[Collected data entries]

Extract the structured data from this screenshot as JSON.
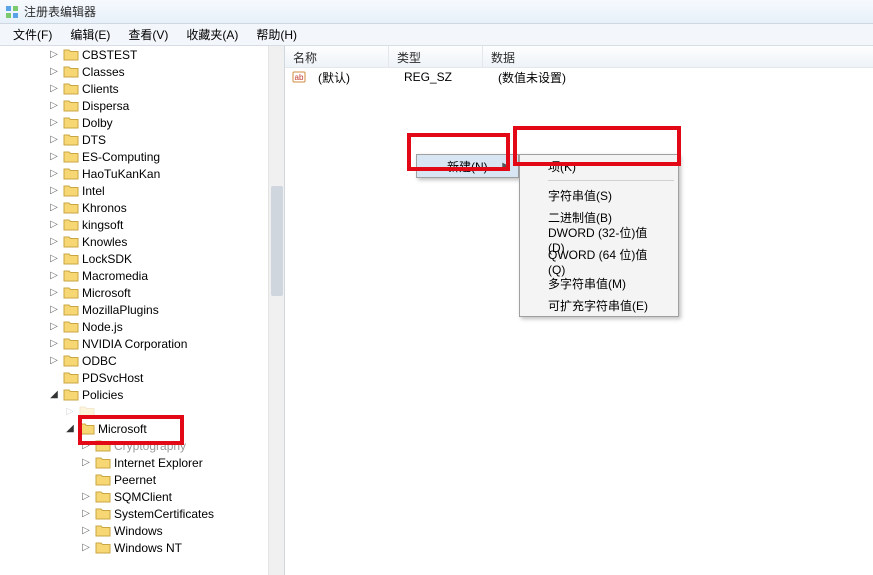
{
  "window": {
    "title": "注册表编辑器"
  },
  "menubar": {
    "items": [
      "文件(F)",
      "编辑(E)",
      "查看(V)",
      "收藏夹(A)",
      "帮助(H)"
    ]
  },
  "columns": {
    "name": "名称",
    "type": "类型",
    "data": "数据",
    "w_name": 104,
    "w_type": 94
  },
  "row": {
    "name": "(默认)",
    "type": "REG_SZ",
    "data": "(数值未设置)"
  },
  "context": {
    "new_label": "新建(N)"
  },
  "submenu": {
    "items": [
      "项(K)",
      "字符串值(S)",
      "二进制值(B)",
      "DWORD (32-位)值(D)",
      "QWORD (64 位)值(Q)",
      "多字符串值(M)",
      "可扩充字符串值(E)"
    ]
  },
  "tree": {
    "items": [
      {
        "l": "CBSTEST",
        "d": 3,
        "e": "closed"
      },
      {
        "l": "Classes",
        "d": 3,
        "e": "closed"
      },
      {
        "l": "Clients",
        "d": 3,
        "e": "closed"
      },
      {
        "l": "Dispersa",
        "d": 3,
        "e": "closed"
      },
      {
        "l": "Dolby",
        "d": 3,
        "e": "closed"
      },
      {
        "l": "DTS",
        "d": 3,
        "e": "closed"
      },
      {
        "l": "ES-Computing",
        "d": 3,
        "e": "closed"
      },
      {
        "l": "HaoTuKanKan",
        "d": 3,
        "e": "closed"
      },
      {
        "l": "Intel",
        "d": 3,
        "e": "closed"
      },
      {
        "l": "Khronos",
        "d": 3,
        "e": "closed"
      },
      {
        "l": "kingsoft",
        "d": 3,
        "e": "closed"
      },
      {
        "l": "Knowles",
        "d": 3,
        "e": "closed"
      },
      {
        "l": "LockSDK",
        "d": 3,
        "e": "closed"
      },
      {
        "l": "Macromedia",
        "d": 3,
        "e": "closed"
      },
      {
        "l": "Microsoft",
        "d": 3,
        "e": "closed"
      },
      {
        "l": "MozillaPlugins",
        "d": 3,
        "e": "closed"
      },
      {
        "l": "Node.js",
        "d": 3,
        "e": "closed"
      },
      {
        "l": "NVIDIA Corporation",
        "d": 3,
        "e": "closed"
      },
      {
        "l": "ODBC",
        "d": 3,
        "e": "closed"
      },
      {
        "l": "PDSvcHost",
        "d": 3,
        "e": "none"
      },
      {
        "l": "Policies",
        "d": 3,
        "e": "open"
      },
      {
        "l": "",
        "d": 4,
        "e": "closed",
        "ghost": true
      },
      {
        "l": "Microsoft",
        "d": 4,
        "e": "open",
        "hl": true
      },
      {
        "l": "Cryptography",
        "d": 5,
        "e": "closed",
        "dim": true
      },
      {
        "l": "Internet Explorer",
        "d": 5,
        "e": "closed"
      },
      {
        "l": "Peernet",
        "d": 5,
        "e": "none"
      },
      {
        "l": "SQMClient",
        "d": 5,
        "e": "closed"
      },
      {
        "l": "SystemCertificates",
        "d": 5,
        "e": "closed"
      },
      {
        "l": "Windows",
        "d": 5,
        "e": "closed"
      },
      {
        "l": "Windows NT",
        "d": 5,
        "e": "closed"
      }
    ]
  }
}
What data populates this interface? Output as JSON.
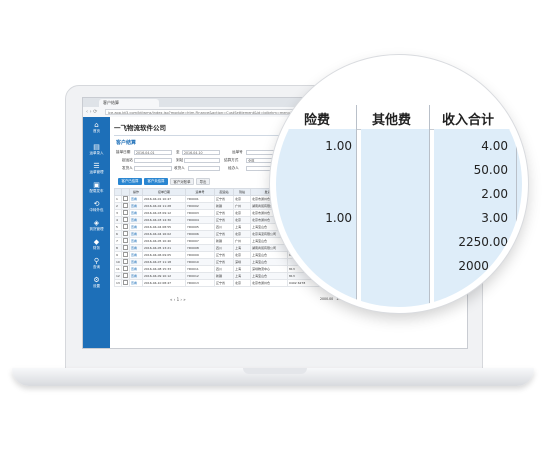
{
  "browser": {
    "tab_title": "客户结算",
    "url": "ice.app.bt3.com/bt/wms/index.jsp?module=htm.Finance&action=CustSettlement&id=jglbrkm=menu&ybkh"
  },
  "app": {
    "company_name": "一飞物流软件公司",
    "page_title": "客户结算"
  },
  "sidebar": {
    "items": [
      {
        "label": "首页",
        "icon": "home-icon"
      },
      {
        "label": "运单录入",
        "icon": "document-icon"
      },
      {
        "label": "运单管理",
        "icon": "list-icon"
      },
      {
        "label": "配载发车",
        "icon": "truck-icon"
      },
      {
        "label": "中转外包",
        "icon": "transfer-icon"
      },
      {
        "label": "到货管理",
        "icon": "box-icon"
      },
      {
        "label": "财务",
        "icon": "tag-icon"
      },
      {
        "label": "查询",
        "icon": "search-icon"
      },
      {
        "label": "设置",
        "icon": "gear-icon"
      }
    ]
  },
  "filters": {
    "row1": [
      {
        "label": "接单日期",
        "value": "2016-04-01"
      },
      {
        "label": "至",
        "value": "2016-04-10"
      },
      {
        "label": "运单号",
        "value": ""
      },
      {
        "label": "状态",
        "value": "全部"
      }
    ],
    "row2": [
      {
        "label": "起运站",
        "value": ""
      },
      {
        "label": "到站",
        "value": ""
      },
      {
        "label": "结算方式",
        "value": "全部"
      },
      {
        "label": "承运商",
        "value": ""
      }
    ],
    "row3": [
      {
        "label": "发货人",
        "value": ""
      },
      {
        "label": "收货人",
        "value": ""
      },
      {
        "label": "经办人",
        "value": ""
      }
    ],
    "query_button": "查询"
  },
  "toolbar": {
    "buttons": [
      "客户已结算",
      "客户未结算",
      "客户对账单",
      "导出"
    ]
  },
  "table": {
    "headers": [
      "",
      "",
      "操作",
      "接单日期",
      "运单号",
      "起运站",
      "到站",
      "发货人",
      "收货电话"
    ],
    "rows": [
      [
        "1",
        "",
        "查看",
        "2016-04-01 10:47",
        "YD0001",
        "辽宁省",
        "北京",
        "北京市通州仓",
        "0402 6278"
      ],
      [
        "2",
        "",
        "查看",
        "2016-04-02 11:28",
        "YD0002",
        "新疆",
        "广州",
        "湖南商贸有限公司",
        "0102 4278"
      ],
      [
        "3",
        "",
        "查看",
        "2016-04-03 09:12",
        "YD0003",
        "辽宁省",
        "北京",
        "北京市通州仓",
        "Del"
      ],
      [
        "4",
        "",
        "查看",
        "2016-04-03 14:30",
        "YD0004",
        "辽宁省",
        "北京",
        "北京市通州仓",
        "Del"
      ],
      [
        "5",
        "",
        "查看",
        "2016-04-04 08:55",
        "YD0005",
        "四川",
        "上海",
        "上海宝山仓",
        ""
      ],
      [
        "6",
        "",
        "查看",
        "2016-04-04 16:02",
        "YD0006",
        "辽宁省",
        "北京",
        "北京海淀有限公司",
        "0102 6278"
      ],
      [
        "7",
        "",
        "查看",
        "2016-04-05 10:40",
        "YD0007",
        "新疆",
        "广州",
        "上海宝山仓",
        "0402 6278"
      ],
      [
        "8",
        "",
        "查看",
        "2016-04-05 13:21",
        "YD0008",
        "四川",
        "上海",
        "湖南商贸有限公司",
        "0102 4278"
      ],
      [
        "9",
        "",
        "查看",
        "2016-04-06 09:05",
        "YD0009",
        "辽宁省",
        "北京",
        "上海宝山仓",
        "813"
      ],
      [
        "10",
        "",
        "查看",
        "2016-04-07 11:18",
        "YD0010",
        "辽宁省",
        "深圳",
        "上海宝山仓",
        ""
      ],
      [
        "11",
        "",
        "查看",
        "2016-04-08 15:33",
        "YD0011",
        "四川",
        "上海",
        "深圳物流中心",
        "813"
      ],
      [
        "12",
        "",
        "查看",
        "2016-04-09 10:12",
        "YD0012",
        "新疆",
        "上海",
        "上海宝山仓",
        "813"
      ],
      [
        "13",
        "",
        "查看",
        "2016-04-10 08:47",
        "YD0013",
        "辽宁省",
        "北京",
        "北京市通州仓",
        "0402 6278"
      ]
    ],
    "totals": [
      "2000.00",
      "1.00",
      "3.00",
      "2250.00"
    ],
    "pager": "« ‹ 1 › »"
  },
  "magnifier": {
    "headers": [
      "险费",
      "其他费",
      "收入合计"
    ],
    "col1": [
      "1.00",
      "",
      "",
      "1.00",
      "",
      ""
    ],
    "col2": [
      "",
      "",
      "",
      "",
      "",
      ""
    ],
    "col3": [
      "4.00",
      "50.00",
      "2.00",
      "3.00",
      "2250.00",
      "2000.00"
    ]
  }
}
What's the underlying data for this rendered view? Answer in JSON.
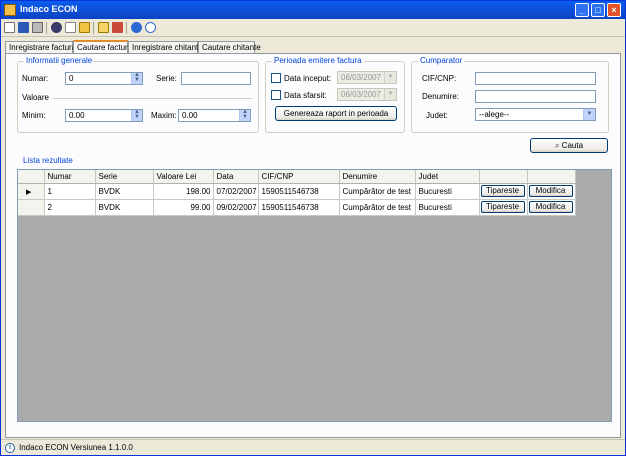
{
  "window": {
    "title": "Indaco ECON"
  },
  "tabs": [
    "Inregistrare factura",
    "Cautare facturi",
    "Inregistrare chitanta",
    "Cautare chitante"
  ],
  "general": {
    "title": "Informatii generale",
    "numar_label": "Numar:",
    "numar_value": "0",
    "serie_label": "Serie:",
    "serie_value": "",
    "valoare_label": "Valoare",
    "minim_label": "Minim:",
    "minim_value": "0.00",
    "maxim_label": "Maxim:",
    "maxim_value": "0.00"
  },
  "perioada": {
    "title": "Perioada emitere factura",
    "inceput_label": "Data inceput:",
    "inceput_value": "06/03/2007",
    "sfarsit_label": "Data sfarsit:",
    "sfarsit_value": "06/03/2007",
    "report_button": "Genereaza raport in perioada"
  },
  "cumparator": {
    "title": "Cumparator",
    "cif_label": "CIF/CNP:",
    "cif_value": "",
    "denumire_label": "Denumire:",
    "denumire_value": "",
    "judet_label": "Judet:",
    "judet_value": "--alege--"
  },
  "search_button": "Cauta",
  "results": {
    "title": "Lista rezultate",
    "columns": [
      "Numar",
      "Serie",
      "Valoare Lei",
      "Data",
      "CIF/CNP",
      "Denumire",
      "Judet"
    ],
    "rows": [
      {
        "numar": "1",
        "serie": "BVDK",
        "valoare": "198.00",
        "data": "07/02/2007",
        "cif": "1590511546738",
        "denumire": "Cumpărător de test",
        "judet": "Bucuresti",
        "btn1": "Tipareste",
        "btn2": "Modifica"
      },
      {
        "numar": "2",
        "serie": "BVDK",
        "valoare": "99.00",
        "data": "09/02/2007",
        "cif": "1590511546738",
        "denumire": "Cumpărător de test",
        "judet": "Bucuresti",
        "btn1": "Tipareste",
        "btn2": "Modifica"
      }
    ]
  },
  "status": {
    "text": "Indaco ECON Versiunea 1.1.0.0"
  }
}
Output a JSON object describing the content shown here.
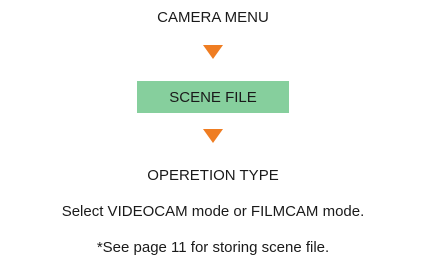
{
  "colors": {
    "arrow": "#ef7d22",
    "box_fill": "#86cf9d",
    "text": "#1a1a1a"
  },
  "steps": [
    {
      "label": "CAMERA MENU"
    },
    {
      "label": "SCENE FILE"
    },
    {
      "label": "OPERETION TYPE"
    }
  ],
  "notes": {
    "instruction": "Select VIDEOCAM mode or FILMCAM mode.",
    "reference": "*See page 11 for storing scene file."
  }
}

## What you need to do
Retype, without any picture, exactly the lines from the one with "Output a JSON" through the end of the entries, inclusive.

## Response below
Output a JSON object describing the content shown here.
{
  "colors": {
    "arrow": "#ef7d22",
    "box_fill": "#86cf9d",
    "text": "#1a1a1a"
  },
  "steps": [
    {
      "label": "CAMERA MENU"
    },
    {
      "label": "SCENE FILE"
    },
    {
      "label": "OPERETION TYPE"
    }
  ],
  "notes": {
    "instruction": "Select VIDEOCAM mode or FILMCAM mode.",
    "reference": "*See page 11 for storing scene file."
  }
}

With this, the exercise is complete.